** Start of GIVEN ENTRIES **

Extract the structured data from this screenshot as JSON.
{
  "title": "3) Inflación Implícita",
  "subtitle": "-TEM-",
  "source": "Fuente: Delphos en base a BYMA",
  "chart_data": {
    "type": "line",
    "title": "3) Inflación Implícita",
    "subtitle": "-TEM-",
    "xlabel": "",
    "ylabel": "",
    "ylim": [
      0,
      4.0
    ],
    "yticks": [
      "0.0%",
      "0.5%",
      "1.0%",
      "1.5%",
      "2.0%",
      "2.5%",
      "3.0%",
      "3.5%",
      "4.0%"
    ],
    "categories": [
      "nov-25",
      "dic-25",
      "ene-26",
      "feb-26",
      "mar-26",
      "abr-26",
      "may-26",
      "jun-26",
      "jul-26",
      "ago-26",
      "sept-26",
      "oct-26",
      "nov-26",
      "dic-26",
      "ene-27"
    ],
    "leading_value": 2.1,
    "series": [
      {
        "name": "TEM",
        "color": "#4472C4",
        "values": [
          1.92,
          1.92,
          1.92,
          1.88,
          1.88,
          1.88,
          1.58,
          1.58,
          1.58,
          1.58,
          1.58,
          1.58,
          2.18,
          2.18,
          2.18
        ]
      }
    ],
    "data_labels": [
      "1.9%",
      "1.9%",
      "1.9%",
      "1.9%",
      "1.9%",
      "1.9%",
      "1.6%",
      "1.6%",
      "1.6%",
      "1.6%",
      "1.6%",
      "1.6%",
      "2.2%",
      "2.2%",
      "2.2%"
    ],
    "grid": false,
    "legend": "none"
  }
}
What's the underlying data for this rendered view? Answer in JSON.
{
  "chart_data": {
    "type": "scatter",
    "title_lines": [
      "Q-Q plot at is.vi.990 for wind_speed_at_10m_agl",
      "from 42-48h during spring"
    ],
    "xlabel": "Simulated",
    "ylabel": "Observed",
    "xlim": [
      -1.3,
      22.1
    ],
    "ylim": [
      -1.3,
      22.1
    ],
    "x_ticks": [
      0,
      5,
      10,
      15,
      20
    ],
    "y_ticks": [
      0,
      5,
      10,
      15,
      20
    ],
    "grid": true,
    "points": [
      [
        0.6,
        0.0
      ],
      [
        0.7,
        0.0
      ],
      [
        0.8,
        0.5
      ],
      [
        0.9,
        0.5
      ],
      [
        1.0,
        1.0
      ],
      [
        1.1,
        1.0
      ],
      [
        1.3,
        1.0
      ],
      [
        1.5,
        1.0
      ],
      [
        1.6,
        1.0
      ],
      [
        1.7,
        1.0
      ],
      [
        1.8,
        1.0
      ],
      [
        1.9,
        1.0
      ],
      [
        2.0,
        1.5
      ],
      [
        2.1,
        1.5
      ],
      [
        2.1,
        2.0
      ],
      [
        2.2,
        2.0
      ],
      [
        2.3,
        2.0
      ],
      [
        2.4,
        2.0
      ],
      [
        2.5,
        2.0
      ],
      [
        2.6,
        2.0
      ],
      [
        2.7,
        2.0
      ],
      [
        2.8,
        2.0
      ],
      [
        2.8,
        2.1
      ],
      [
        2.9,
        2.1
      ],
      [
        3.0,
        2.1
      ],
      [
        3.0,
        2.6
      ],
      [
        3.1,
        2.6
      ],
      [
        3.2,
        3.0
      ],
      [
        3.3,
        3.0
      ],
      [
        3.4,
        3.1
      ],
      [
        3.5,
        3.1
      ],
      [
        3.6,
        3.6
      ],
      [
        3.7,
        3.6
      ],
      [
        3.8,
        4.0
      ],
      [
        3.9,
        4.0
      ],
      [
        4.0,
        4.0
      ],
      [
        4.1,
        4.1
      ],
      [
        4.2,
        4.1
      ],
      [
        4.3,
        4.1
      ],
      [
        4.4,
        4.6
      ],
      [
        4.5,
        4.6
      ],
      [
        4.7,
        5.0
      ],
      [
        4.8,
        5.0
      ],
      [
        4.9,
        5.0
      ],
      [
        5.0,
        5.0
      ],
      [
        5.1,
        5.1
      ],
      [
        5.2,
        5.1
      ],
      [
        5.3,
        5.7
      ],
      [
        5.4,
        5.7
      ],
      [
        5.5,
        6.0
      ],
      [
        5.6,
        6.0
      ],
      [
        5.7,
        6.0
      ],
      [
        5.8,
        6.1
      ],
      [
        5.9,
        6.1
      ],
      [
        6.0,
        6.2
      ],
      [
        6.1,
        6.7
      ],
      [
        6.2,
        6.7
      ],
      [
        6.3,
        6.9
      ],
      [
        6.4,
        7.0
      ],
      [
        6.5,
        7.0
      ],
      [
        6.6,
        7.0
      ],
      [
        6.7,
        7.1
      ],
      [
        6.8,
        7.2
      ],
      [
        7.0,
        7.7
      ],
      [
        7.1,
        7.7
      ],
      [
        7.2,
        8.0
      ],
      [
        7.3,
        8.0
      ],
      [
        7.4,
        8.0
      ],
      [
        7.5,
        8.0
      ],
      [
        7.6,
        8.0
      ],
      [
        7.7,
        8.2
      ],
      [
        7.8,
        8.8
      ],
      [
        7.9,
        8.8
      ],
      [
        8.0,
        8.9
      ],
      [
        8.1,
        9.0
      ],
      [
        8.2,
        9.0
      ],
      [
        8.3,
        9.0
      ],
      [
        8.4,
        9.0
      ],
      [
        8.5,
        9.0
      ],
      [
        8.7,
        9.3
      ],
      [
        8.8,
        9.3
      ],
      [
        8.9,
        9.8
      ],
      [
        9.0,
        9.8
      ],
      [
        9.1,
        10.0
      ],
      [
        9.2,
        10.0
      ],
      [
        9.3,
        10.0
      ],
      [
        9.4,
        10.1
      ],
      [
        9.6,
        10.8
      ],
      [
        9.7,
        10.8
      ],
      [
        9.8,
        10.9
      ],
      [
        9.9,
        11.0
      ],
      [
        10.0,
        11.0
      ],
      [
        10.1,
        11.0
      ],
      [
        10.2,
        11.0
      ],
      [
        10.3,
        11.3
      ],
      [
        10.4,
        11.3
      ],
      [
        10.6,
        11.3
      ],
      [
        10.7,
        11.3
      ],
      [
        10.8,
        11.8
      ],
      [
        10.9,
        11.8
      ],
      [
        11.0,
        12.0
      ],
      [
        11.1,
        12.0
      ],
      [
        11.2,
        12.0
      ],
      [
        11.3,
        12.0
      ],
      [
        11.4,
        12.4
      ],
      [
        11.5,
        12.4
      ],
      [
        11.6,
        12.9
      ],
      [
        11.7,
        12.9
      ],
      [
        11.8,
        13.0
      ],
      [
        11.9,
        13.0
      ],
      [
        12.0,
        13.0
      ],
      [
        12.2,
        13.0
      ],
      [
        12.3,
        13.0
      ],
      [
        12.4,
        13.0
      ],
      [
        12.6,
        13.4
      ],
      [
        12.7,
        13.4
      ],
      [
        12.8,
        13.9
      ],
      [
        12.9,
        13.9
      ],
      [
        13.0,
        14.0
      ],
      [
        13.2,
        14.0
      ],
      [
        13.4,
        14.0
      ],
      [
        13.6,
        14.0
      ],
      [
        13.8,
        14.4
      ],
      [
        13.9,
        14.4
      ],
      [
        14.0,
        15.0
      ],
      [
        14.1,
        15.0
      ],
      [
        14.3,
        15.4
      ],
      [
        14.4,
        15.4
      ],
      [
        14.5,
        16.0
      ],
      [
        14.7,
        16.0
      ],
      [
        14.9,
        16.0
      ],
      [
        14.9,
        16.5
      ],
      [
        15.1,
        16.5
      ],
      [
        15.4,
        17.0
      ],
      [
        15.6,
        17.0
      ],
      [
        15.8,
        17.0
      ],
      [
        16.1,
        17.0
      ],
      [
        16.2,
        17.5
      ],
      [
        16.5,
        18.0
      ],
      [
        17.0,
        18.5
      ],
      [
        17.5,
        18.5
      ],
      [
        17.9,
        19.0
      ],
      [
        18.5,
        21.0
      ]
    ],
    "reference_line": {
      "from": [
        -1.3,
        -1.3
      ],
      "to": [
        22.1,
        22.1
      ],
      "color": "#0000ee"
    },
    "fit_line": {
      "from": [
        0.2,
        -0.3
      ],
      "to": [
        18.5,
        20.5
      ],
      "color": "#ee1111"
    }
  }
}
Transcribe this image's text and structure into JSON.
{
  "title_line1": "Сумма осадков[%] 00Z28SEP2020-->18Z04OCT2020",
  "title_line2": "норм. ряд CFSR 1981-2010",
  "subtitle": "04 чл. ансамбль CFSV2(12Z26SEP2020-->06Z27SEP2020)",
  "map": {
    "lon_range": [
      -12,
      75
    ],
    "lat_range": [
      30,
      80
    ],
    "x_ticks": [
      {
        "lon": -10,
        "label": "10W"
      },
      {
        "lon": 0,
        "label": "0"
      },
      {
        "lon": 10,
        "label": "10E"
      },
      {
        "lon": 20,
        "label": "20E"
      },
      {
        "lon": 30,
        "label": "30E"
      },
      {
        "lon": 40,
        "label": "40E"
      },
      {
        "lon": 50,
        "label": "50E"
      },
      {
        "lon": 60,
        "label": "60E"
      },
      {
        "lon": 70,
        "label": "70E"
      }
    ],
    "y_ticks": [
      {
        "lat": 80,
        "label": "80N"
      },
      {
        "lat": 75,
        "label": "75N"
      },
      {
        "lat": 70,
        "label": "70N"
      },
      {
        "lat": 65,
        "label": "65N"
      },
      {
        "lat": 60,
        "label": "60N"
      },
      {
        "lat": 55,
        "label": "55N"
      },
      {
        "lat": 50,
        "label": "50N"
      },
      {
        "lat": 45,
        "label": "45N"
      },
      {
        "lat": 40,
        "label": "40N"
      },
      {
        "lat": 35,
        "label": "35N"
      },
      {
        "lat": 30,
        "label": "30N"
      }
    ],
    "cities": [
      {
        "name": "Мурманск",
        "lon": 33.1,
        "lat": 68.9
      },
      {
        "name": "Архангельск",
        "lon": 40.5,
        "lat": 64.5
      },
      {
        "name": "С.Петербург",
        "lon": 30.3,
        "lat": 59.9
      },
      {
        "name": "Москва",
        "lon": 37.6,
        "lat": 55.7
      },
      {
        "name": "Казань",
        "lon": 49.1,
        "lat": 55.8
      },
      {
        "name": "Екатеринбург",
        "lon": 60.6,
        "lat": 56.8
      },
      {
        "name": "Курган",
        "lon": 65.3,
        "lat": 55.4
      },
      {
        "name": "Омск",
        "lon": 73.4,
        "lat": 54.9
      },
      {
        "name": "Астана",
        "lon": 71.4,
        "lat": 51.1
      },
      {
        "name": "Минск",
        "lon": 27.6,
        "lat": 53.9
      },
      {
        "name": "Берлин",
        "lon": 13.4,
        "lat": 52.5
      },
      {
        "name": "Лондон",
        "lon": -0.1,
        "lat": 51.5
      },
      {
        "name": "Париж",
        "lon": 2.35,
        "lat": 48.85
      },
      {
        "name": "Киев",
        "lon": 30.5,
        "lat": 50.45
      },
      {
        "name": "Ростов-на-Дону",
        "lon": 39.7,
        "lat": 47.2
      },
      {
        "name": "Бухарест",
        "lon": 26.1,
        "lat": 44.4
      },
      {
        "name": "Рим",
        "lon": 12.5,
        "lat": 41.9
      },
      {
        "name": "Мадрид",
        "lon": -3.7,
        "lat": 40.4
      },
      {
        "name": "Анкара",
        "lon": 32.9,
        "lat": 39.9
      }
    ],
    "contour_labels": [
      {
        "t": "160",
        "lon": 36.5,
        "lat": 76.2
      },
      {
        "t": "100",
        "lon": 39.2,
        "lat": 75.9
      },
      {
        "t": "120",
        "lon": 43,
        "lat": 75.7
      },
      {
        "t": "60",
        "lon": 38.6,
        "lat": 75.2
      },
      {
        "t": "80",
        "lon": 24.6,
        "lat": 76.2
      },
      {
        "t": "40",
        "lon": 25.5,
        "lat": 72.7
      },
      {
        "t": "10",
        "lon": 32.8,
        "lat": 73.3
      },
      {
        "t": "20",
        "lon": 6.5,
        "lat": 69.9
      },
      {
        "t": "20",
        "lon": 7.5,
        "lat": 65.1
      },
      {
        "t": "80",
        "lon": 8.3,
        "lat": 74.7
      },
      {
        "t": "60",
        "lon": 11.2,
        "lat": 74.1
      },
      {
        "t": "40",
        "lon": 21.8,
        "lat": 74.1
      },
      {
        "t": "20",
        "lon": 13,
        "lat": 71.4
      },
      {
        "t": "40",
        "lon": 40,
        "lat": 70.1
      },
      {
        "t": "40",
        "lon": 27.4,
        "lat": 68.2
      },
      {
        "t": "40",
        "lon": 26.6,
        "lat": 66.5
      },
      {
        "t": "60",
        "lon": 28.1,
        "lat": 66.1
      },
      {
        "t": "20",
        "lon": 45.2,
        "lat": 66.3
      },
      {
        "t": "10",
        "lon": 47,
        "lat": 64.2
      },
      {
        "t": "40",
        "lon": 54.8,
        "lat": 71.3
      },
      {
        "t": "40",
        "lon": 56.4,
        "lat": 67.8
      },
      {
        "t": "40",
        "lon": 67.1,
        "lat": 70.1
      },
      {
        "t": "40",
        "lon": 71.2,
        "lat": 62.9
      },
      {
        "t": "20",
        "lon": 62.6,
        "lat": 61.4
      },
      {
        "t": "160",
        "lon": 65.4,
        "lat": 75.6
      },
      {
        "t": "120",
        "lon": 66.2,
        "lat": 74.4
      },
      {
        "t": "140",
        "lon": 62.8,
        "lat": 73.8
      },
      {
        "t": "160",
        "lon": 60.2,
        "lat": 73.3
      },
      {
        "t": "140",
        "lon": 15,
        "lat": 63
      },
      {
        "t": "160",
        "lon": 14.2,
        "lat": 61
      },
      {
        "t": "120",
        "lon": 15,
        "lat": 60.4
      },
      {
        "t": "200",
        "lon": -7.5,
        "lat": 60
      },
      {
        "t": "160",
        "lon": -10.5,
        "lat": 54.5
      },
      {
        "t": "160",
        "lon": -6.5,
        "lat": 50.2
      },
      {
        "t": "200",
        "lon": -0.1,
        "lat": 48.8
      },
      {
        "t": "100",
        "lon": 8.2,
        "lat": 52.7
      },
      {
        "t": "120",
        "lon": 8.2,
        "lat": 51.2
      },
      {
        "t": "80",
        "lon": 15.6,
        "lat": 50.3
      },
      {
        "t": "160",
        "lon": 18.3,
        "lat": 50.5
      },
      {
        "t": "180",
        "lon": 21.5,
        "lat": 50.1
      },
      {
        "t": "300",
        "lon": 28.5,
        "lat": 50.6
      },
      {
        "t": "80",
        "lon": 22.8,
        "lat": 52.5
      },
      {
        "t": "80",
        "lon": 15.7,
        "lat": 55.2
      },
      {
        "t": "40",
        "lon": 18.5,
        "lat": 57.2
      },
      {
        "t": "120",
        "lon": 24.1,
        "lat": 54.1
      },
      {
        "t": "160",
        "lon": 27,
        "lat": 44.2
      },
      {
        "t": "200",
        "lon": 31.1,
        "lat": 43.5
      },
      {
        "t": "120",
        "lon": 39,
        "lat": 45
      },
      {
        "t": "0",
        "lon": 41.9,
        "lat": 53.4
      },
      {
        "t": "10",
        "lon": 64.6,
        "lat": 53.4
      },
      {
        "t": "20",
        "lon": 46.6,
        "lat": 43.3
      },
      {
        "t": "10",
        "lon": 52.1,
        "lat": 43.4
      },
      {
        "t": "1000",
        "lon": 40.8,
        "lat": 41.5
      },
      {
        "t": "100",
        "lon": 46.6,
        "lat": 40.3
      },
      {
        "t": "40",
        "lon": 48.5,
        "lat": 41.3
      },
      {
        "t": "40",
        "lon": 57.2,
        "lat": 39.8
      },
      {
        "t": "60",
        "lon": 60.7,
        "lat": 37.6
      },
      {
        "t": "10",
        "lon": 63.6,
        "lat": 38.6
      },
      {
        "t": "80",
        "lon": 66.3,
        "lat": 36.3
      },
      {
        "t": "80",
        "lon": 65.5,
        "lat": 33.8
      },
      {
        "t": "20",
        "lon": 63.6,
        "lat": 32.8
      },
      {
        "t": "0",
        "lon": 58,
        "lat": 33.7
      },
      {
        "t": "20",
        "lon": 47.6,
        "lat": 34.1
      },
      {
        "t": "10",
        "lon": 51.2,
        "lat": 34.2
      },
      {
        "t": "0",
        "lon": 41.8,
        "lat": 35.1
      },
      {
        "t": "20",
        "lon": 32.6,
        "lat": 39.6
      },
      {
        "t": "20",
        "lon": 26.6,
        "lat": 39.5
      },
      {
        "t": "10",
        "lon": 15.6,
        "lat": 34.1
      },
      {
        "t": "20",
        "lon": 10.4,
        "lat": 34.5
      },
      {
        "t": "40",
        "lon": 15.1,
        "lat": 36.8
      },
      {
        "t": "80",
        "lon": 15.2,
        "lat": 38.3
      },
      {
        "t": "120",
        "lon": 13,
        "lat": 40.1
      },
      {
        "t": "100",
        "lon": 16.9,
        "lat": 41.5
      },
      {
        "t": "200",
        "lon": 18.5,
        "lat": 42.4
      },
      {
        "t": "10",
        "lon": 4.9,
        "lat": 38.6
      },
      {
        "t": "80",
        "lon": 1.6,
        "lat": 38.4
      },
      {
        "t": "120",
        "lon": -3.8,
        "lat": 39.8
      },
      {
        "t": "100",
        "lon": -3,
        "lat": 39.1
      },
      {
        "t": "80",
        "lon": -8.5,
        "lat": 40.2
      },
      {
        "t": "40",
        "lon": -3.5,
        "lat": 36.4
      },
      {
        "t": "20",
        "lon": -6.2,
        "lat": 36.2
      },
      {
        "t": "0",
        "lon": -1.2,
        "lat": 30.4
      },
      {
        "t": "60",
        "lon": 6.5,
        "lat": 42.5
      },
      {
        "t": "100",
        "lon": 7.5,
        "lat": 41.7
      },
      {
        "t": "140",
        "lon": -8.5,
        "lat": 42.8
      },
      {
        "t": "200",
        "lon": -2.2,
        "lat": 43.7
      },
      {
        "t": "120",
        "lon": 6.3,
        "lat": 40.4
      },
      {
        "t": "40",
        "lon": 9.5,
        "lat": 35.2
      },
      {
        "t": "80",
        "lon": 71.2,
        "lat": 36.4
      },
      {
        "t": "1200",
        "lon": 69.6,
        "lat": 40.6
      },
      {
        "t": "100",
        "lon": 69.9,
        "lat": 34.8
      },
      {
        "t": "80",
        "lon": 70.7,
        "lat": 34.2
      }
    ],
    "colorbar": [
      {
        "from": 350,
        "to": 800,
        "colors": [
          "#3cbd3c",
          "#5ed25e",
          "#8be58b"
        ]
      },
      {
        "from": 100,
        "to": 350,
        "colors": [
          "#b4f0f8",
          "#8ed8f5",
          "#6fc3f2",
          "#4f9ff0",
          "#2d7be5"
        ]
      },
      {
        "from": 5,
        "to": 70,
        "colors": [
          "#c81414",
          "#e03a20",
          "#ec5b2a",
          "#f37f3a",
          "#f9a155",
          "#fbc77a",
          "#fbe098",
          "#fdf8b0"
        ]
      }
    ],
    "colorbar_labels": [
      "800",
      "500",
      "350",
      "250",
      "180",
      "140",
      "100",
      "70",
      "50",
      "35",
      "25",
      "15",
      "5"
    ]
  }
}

** End of GIVEN ENTRIES **

**WHAT IS ASKED**. Each line in the listing above that contains "JSON" should be copied.

**RESPONSE FOR THIS EXERCISE**.
Extract the structured data from this screenshot as JSON.
What's the underlying data for this rendered view? Answer in JSON.
Transcribe this image's text and structure into JSON.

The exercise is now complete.